== Exercise data ==

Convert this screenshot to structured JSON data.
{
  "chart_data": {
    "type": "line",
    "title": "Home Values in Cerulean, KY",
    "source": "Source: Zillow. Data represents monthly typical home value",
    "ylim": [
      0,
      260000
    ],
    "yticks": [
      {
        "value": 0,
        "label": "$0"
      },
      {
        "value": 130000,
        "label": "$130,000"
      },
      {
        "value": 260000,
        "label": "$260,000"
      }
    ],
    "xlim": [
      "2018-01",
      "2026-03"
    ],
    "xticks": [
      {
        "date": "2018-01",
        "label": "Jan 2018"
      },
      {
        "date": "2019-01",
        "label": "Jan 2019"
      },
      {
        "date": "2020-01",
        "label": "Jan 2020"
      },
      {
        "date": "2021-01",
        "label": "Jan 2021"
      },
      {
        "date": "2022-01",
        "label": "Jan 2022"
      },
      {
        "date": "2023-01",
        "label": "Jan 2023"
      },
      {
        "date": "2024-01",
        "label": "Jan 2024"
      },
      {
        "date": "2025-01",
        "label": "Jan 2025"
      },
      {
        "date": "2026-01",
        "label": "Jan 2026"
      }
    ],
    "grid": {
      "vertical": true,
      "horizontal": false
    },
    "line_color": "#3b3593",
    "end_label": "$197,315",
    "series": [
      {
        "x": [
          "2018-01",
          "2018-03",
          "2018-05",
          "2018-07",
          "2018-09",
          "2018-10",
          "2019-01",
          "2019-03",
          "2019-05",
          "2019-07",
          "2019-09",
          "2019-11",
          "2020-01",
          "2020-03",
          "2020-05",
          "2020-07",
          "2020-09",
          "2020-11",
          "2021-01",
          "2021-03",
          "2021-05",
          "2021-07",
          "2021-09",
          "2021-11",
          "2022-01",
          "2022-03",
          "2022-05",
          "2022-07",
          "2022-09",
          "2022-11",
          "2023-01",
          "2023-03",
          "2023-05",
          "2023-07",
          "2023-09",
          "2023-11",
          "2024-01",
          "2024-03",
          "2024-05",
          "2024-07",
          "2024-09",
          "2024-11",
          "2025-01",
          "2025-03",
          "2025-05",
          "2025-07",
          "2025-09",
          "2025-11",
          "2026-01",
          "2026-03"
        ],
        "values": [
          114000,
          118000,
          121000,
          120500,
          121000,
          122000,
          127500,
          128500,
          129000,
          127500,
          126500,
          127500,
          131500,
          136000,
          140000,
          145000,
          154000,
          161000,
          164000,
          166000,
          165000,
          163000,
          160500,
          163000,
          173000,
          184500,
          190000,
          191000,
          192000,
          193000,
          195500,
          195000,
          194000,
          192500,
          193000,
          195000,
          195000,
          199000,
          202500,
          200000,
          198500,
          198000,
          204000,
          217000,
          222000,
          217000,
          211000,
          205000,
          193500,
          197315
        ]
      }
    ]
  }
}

===

* _What you are asked to do_
Out of the material above, select every line that holds the string "date".

* _The answer_
        "date": "2018-01",
        "date": "2019-01",
        "date": "2020-01",
        "date": "2021-01",
        "date": "2022-01",
        "date": "2023-01",
        "date": "2024-01",
        "date": "2025-01",
        "date": "2026-01",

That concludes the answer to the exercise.